__Provided material__
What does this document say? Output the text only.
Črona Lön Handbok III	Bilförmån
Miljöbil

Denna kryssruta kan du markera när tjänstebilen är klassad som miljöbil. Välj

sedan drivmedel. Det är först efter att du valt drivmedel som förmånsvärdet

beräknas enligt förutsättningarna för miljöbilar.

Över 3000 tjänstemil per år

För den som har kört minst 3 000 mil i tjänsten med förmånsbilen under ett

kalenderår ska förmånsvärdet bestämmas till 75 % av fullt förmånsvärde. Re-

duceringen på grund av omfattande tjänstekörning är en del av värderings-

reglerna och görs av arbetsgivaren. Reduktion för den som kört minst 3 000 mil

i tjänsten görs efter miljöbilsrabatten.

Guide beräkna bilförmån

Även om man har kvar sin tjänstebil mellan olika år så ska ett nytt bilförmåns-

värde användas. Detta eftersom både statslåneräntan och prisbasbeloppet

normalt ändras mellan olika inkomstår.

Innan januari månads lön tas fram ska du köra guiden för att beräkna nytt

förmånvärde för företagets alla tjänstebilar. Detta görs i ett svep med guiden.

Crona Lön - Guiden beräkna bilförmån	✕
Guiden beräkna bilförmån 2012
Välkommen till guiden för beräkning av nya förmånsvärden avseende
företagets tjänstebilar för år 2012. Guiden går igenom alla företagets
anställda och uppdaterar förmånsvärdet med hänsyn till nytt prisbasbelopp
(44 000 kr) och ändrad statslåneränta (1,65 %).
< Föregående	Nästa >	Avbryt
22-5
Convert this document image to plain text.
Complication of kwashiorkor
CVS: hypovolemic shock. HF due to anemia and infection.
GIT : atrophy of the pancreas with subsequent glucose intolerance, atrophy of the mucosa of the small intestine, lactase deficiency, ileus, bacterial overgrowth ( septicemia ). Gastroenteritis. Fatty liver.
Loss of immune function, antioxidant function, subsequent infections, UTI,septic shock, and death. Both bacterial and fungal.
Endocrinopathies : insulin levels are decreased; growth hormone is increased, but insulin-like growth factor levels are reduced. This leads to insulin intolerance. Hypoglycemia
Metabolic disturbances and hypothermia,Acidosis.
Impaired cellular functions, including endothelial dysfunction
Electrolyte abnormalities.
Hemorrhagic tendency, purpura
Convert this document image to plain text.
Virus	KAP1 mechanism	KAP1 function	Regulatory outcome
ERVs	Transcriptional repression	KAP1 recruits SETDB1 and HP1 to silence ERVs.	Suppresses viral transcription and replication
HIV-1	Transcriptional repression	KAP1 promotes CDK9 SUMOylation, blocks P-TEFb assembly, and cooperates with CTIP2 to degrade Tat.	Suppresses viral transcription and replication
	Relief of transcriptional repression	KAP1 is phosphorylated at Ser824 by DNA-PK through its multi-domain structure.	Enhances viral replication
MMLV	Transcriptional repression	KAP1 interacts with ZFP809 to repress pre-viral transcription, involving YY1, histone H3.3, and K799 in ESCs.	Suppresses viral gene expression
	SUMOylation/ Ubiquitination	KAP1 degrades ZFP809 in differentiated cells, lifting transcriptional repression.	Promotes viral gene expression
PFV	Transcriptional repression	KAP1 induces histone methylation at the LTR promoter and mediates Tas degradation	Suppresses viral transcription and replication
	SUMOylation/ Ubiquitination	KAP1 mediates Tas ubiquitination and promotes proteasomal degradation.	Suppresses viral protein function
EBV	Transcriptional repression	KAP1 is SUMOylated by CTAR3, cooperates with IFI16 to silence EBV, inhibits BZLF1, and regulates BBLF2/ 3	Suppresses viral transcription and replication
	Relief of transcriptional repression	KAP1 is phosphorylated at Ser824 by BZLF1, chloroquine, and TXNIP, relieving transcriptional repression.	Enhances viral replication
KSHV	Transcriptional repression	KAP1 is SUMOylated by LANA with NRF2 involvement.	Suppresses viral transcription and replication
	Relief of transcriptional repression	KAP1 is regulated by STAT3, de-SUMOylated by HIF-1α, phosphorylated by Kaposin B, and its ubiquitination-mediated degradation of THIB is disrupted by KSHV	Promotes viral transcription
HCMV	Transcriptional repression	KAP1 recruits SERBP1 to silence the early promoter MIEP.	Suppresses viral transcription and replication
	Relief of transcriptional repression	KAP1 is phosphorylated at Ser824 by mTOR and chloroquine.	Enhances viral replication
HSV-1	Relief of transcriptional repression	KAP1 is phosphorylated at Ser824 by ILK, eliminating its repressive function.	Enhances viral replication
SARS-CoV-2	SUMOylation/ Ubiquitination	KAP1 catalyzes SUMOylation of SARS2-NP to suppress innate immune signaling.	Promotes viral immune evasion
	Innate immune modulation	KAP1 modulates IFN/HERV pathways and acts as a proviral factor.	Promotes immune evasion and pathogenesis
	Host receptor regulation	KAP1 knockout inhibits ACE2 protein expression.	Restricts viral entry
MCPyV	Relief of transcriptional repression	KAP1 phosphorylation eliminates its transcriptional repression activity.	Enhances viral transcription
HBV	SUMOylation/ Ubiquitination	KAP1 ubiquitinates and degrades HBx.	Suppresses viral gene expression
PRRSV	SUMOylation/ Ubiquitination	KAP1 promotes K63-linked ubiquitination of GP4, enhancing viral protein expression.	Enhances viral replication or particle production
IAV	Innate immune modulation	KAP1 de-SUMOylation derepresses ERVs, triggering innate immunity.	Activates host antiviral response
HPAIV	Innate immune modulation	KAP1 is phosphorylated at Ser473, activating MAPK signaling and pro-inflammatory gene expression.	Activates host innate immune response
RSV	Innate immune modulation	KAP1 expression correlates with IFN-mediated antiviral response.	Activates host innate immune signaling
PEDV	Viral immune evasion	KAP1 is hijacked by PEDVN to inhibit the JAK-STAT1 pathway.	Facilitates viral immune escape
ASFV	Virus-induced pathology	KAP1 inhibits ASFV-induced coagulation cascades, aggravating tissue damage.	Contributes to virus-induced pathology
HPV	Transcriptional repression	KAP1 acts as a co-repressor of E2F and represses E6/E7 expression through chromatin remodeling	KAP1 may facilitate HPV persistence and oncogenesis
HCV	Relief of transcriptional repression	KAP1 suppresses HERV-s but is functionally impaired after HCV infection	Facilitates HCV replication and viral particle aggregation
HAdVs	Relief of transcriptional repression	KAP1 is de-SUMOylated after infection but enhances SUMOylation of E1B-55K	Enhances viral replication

__Task item__
Your response must repeat all of the material above exactly.

__Written answer__
What does this document say? Output the text only.
Črona Lön Handbok III	Bilförmån
Miljöbil

Denna kryssruta kan du markera när tjänstebilen är klassad som miljöbil. Välj

sedan drivmedel. Det är först efter att du valt drivmedel som förmånsvärdet

beräknas enligt förutsättningarna för miljöbilar.

Över 3000 tjänstemil per år

För den som har kört minst 3 000 mil i tjänsten med förmånsbilen under ett

kalenderår ska förmånsvärdet bestämmas till 75 % av fullt förmånsvärde. Re-

duceringen på grund av omfattande tjänstekörning är en del av värderings-

reglerna och görs av arbetsgivaren. Reduktion för den som kört minst 3 000 mil

i tjänsten görs efter miljöbilsrabatten.

Guide beräkna bilförmån

Även om man har kvar sin tjänstebil mellan olika år så ska ett nytt bilförmåns-

värde användas. Detta eftersom både statslåneräntan och prisbasbeloppet

normalt ändras mellan olika inkomstår.

Innan januari månads lön tas fram ska du köra guiden för att beräkna nytt

förmånvärde för företagets alla tjänstebilar. Detta görs i ett svep med guiden.

Crona Lön - Guiden beräkna bilförmån	✕
Guiden beräkna bilförmån 2012
Välkommen till guiden för beräkning av nya förmånsvärden avseende
företagets tjänstebilar för år 2012. Guiden går igenom alla företagets
anställda och uppdaterar förmånsvärdet med hänsyn till nytt prisbasbelopp
(44 000 kr) och ändrad statslåneränta (1,65 %).
< Föregående	Nästa >	Avbryt
22-5
Convert this document image to plain text.
Complication of kwashiorkor
CVS: hypovolemic shock. HF due to anemia and infection.
GIT : atrophy of the pancreas with subsequent glucose intolerance, atrophy of the mucosa of the small intestine, lactase deficiency, ileus, bacterial overgrowth ( septicemia ). Gastroenteritis. Fatty liver.
Loss of immune function, antioxidant function, subsequent infections, UTI,septic shock, and death. Both bacterial and fungal.
Endocrinopathies : insulin levels are decreased; growth hormone is increased, but insulin-like growth factor levels are reduced. This leads to insulin intolerance. Hypoglycemia
Metabolic disturbances and hypothermia,Acidosis.
Impaired cellular functions, including endothelial dysfunction
Electrolyte abnormalities.
Hemorrhagic tendency, purpura
Convert this document image to plain text.
Virus	KAP1 mechanism	KAP1 function	Regulatory outcome
ERVs	Transcriptional repression	KAP1 recruits SETDB1 and HP1 to silence ERVs.	Suppresses viral transcription and replication
HIV-1	Transcriptional repression	KAP1 promotes CDK9 SUMOylation, blocks P-TEFb assembly, and cooperates with CTIP2 to degrade Tat.	Suppresses viral transcription and replication
	Relief of transcriptional repression	KAP1 is phosphorylated at Ser824 by DNA-PK through its multi-domain structure.	Enhances viral replication
MMLV	Transcriptional repression	KAP1 interacts with ZFP809 to repress pre-viral transcription, involving YY1, histone H3.3, and K799 in ESCs.	Suppresses viral gene expression
	SUMOylation/ Ubiquitination	KAP1 degrades ZFP809 in differentiated cells, lifting transcriptional repression.	Promotes viral gene expression
PFV	Transcriptional repression	KAP1 induces histone methylation at the LTR promoter and mediates Tas degradation	Suppresses viral transcription and replication
	SUMOylation/ Ubiquitination	KAP1 mediates Tas ubiquitination and promotes proteasomal degradation.	Suppresses viral protein function
EBV	Transcriptional repression	KAP1 is SUMOylated by CTAR3, cooperates with IFI16 to silence EBV, inhibits BZLF1, and regulates BBLF2/ 3	Suppresses viral transcription and replication
	Relief of transcriptional repression	KAP1 is phosphorylated at Ser824 by BZLF1, chloroquine, and TXNIP, relieving transcriptional repression.	Enhances viral replication
KSHV	Transcriptional repression	KAP1 is SUMOylated by LANA with NRF2 involvement.	Suppresses viral transcription and replication
	Relief of transcriptional repression	KAP1 is regulated by STAT3, de-SUMOylated by HIF-1α, phosphorylated by Kaposin B, and its ubiquitination-mediated degradation of THIB is disrupted by KSHV	Promotes viral transcription
HCMV	Transcriptional repression	KAP1 recruits SERBP1 to silence the early promoter MIEP.	Suppresses viral transcription and replication
	Relief of transcriptional repression	KAP1 is phosphorylated at Ser824 by mTOR and chloroquine.	Enhances viral replication
HSV-1	Relief of transcriptional repression	KAP1 is phosphorylated at Ser824 by ILK, eliminating its repressive function.	Enhances viral replication
SARS-CoV-2	SUMOylation/ Ubiquitination	KAP1 catalyzes SUMOylation of SARS2-NP to suppress innate immune signaling.	Promotes viral immune evasion
	Innate immune modulation	KAP1 modulates IFN/HERV pathways and acts as a proviral factor.	Promotes immune evasion and pathogenesis
	Host receptor regulation	KAP1 knockout inhibits ACE2 protein expression.	Restricts viral entry
MCPyV	Relief of transcriptional repression	KAP1 phosphorylation eliminates its transcriptional repression activity.	Enhances viral transcription
HBV	SUMOylation/ Ubiquitination	KAP1 ubiquitinates and degrades HBx.	Suppresses viral gene expression
PRRSV	SUMOylation/ Ubiquitination	KAP1 promotes K63-linked ubiquitination of GP4, enhancing viral protein expression.	Enhances viral replication or particle production
IAV	Innate immune modulation	KAP1 de-SUMOylation derepresses ERVs, triggering innate immunity.	Activates host antiviral response
HPAIV	Innate immune modulation	KAP1 is phosphorylated at Ser473, activating MAPK signaling and pro-inflammatory gene expression.	Activates host innate immune response
RSV	Innate immune modulation	KAP1 expression correlates with IFN-mediated antiviral response.	Activates host innate immune signaling
PEDV	Viral immune evasion	KAP1 is hijacked by PEDVN to inhibit the JAK-STAT1 pathway.	Facilitates viral immune escape
ASFV	Virus-induced pathology	KAP1 inhibits ASFV-induced coagulation cascades, aggravating tissue damage.	Contributes to virus-induced pathology
HPV	Transcriptional repression	KAP1 acts as a co-repressor of E2F and represses E6/E7 expression through chromatin remodeling	KAP1 may facilitate HPV persistence and oncogenesis
HCV	Relief of transcriptional repression	KAP1 suppresses HERV-s but is functionally impaired after HCV infection	Facilitates HCV replication and viral particle aggregation
HAdVs	Relief of transcriptional repression	KAP1 is de-SUMOylated after infection but enhances SUMOylation of E1B-55K	Enhances viral replication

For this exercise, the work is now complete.